---------- Extracted information

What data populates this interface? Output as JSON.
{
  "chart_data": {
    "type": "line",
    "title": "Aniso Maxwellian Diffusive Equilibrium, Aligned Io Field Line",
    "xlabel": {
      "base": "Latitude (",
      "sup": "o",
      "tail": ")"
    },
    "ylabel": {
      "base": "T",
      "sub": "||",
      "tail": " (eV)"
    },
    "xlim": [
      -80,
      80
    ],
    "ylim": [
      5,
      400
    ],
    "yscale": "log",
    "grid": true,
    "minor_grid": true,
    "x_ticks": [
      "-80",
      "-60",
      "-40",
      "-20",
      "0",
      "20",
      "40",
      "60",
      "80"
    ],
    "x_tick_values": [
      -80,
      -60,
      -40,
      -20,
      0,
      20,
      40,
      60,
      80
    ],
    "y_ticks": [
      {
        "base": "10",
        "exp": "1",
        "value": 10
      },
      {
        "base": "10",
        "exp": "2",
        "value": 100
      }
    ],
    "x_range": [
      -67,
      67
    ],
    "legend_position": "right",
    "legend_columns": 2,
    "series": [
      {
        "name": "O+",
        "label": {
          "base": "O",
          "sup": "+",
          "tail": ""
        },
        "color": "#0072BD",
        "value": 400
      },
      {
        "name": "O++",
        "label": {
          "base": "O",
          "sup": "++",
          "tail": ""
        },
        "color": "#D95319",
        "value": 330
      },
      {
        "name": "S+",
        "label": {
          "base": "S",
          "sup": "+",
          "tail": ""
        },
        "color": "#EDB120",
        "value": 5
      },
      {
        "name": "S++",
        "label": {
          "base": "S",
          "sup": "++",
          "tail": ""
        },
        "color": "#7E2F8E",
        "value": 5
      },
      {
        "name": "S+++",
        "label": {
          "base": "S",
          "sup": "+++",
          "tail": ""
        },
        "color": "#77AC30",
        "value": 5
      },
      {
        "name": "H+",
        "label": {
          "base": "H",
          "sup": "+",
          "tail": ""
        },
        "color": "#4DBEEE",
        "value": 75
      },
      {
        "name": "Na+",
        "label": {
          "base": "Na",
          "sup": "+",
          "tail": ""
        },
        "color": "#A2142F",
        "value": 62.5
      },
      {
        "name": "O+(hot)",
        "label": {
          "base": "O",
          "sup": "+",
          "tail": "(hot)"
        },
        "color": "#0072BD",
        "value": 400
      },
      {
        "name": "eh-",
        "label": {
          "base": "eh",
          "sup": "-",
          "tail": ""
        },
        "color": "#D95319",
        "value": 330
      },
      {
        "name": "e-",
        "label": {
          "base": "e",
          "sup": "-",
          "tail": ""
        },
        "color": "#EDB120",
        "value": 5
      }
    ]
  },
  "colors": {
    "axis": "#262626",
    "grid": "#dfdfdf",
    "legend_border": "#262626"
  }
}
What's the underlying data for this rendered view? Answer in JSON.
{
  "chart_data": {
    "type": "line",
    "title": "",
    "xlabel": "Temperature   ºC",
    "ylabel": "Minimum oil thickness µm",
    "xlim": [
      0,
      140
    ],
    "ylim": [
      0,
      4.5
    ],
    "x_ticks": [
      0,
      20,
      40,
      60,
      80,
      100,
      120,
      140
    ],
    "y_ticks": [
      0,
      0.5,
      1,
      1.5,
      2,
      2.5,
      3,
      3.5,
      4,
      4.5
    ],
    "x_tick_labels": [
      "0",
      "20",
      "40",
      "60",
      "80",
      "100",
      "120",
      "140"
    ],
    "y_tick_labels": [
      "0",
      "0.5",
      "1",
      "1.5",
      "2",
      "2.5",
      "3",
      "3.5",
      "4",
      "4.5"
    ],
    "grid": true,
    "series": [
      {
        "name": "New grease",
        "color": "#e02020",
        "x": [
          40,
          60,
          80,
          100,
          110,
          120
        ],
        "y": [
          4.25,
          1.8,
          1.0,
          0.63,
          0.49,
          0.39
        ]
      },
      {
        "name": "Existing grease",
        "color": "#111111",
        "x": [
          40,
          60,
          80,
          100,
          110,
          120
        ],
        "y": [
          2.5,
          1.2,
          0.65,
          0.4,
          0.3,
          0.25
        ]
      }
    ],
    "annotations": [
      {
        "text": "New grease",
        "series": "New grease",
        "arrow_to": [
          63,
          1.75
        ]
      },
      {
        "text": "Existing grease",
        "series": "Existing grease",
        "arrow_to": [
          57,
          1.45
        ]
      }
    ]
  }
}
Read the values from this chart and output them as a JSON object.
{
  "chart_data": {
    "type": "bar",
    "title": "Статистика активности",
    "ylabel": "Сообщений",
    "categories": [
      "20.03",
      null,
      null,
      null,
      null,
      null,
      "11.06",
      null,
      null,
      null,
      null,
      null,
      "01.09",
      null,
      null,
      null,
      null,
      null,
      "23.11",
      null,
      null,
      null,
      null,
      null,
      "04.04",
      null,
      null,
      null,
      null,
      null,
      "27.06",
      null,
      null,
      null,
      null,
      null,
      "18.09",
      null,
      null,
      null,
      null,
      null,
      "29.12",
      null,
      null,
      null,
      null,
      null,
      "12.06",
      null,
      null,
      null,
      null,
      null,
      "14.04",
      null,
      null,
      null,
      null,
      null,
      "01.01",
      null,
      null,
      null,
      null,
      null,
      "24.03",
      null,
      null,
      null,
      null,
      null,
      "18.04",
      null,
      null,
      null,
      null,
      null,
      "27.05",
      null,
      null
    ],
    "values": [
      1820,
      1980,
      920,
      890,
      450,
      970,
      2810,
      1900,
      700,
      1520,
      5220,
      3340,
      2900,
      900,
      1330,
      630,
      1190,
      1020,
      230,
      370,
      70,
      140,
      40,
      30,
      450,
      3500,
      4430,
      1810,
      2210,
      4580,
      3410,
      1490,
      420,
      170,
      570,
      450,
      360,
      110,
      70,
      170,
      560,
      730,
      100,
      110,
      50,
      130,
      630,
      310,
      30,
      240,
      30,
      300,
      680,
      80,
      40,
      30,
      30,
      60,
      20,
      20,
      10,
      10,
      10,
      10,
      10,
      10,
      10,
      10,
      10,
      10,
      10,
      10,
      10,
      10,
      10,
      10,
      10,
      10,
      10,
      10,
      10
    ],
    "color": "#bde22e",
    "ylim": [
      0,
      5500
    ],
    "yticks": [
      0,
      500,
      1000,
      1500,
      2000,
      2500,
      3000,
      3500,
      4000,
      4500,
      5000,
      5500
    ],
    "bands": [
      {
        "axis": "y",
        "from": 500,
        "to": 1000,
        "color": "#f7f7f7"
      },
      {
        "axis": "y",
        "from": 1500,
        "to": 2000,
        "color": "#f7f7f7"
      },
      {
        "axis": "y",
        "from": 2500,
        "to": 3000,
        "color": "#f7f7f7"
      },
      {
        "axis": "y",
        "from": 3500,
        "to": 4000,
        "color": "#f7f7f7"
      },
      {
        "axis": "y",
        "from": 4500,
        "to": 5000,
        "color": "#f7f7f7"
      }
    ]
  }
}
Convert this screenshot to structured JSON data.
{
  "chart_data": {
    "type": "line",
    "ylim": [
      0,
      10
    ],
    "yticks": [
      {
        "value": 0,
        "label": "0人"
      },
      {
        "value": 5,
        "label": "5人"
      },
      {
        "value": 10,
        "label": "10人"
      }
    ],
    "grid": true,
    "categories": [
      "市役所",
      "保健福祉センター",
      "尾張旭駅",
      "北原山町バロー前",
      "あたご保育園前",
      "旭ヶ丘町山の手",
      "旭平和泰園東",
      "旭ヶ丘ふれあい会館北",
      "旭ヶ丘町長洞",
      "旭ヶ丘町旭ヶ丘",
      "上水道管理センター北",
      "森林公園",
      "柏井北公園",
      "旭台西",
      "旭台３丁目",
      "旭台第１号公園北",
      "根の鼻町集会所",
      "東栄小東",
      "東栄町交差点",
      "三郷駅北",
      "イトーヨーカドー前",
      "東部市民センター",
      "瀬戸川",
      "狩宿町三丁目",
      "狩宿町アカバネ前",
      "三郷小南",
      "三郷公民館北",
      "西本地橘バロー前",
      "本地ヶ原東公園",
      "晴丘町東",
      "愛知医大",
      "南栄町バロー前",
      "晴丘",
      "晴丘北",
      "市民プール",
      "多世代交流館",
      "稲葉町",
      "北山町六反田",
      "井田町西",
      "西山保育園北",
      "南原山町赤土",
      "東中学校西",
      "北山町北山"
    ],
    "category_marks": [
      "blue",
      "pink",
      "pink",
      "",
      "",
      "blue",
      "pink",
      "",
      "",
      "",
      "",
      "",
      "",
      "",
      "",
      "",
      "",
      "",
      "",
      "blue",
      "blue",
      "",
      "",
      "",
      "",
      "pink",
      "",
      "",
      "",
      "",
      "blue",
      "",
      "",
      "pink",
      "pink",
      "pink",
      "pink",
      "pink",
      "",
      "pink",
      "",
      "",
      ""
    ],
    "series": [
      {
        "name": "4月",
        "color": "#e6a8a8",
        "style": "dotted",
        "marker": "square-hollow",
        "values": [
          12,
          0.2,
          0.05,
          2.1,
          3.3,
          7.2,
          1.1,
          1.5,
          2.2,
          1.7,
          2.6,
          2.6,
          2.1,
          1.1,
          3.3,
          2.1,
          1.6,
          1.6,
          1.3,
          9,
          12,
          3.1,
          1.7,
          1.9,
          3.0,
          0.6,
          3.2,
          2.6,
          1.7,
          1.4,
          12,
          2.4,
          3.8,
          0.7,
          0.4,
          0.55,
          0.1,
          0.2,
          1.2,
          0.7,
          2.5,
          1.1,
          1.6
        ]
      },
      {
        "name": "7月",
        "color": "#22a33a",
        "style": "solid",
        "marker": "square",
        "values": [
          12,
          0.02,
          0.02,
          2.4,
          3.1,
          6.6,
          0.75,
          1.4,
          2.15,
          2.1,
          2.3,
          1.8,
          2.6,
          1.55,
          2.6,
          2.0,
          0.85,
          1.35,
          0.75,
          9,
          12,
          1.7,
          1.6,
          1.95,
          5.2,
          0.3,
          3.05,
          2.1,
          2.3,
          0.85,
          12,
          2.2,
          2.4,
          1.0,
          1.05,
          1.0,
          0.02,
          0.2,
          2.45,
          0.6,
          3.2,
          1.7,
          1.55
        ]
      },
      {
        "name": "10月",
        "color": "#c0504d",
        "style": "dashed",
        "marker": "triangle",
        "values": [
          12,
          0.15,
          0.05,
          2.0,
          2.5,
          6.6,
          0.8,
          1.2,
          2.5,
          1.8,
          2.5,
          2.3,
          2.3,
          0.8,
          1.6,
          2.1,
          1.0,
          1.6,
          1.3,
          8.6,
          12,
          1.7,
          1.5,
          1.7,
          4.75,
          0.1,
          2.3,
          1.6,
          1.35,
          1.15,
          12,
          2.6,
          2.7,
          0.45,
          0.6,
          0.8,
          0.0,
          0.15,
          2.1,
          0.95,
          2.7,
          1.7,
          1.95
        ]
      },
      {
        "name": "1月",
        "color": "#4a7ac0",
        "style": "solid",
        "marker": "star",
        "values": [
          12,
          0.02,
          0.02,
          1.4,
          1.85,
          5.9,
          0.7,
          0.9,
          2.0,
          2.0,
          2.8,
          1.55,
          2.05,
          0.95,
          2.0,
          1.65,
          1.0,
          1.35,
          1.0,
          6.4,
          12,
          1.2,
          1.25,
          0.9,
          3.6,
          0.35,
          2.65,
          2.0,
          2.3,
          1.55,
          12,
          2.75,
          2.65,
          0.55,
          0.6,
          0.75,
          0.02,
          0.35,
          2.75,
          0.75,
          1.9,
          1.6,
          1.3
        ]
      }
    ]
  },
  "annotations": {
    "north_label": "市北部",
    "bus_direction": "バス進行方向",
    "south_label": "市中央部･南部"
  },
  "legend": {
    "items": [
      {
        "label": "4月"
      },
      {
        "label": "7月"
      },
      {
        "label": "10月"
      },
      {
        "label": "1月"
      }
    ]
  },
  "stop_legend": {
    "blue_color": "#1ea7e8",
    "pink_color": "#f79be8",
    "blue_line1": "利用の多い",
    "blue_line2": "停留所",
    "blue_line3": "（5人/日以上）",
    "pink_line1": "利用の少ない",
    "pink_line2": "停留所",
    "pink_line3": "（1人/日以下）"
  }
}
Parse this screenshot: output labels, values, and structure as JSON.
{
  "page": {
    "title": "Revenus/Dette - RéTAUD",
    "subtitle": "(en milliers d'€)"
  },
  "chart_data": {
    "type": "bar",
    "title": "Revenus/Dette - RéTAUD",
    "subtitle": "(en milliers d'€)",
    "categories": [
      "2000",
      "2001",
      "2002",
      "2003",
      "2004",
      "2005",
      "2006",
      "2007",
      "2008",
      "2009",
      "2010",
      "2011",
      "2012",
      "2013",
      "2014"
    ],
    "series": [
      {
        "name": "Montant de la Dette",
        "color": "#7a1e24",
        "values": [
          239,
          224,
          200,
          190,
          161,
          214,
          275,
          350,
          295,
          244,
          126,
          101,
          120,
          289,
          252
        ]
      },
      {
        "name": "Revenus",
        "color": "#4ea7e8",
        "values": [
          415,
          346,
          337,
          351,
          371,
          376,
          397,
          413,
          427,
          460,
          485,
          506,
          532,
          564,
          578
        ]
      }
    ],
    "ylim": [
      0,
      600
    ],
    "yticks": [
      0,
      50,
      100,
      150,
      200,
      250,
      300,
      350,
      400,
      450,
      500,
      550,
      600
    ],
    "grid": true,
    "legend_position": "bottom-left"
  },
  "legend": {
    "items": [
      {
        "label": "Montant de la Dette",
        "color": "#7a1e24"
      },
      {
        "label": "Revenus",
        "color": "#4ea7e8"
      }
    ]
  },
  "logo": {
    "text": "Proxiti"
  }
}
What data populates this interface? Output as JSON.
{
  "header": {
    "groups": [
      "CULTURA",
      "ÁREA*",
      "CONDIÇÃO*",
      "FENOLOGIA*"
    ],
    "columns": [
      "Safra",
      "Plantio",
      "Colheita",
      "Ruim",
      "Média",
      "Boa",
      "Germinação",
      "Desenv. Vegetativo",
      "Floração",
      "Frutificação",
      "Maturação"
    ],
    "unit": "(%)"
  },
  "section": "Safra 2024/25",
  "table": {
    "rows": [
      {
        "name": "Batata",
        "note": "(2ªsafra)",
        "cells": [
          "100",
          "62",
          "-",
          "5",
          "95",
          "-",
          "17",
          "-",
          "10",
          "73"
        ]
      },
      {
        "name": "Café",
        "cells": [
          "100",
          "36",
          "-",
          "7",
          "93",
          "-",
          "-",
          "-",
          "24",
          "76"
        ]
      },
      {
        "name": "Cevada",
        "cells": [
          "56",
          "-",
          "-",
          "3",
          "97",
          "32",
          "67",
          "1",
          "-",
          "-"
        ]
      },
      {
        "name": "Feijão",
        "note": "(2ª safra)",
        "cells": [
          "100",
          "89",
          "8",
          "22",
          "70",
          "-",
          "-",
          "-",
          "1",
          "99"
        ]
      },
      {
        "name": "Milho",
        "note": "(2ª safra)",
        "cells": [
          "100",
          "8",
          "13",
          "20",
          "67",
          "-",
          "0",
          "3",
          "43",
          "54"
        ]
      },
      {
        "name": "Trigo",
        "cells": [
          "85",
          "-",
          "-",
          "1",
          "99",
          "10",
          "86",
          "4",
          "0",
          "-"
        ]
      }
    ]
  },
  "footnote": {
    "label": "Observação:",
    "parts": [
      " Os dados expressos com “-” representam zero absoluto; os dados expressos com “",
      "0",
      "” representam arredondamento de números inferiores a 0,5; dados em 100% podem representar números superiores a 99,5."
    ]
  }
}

--------------------

Identify all lines in the records above with the word "square".

        "marker": "square-hollow",
        "marker": "square",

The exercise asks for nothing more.